(Data entries)
=-=-=-=-=
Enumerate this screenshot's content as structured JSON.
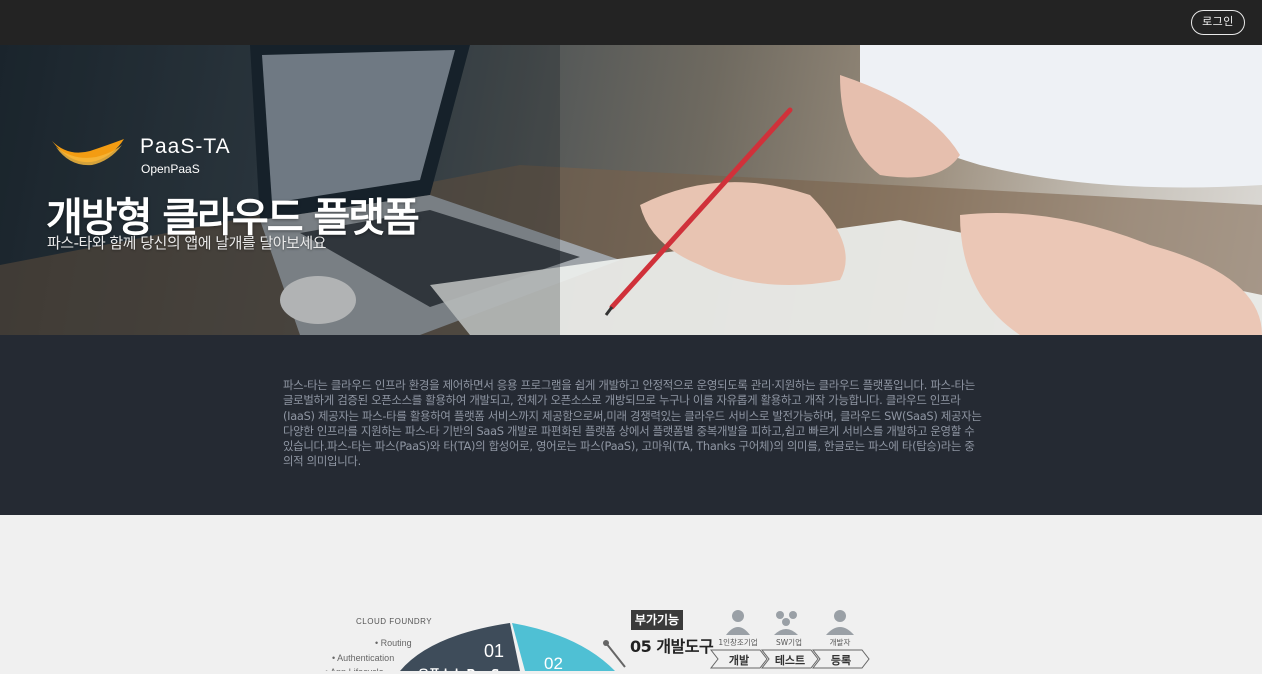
{
  "header": {
    "login_label": "로그인"
  },
  "hero": {
    "brand_name": "PaaS-TA",
    "brand_sub": "OpenPaaS",
    "title": "개방형 클라우드 플랫폼",
    "subtitle": "파스-타와 함께 당신의 앱에 날개를 달아보세요"
  },
  "intro": {
    "text": "파스-타는 클라우드 인프라 환경을 제어하면서 응용 프로그램을 쉽게 개발하고 안정적으로 운영되도록 관리·지원하는 클라우드 플랫폼입니다. 파스-타는 글로벌하게 검증된 오픈소스를 활용하여 개발되고, 전체가 오픈소스로 개방되므로 누구나 이를 자유롭게 활용하고 개작 가능합니다. 클라우드 인프라(IaaS) 제공자는 파스-타를 활용하여 플랫폼 서비스까지 제공함으로써,미래 경쟁력있는 클라우드 서비스로 발전가능하며, 클라우드 SW(SaaS) 제공자는 다양한 인프라를 지원하는 파스-타 기반의 SaaS 개발로 파편화된 플랫폼 상에서 플랫폼별 중복개발을 피하고,쉽고 빠르게 서비스를 개발하고 운영할 수 있습니다.파스-타는 파스(PaaS)와 타(TA)의 합성어로, 영어로는 파스(PaaS), 고마워(TA, Thanks 구어체)의 의미를, 한글로는 파스에 타(탑승)라는 중의적 의미입니다."
  },
  "diagram": {
    "cf_logo": "CLOUD FOUNDRY",
    "cf_items": [
      "• Routing",
      "• Authentication",
      "• App Lifecycle"
    ],
    "seg1_num": "01",
    "seg1_label": "오픈소스 PaaS",
    "seg2_num": "02",
    "badge": "부가기능",
    "tool_title": "05  개발도구",
    "roles": [
      "1인창조기업",
      "SW기업",
      "개발자"
    ],
    "steps": [
      "개발",
      "테스트",
      "등록"
    ],
    "colors": {
      "dark_segment": "#3e4c5a",
      "teal_segment": "#4fc0d4"
    }
  }
}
=-=-=-=-=
Exercise details: Exclude all images and restate the records above word for word.

Solution to this exercise:
Enumerate this screenshot's content as structured JSON.
{
  "header": {
    "login_label": "로그인"
  },
  "hero": {
    "brand_name": "PaaS-TA",
    "brand_sub": "OpenPaaS",
    "title": "개방형 클라우드 플랫폼",
    "subtitle": "파스-타와 함께 당신의 앱에 날개를 달아보세요"
  },
  "intro": {
    "text": "파스-타는 클라우드 인프라 환경을 제어하면서 응용 프로그램을 쉽게 개발하고 안정적으로 운영되도록 관리·지원하는 클라우드 플랫폼입니다. 파스-타는 글로벌하게 검증된 오픈소스를 활용하여 개발되고, 전체가 오픈소스로 개방되므로 누구나 이를 자유롭게 활용하고 개작 가능합니다. 클라우드 인프라(IaaS) 제공자는 파스-타를 활용하여 플랫폼 서비스까지 제공함으로써,미래 경쟁력있는 클라우드 서비스로 발전가능하며, 클라우드 SW(SaaS) 제공자는 다양한 인프라를 지원하는 파스-타 기반의 SaaS 개발로 파편화된 플랫폼 상에서 플랫폼별 중복개발을 피하고,쉽고 빠르게 서비스를 개발하고 운영할 수 있습니다.파스-타는 파스(PaaS)와 타(TA)의 합성어로, 영어로는 파스(PaaS), 고마워(TA, Thanks 구어체)의 의미를, 한글로는 파스에 타(탑승)라는 중의적 의미입니다."
  },
  "diagram": {
    "cf_logo": "CLOUD FOUNDRY",
    "cf_items": [
      "• Routing",
      "• Authentication",
      "• App Lifecycle"
    ],
    "seg1_num": "01",
    "seg1_label": "오픈소스 PaaS",
    "seg2_num": "02",
    "badge": "부가기능",
    "tool_title": "05  개발도구",
    "roles": [
      "1인창조기업",
      "SW기업",
      "개발자"
    ],
    "steps": [
      "개발",
      "테스트",
      "등록"
    ],
    "colors": {
      "dark_segment": "#3e4c5a",
      "teal_segment": "#4fc0d4"
    }
  }
}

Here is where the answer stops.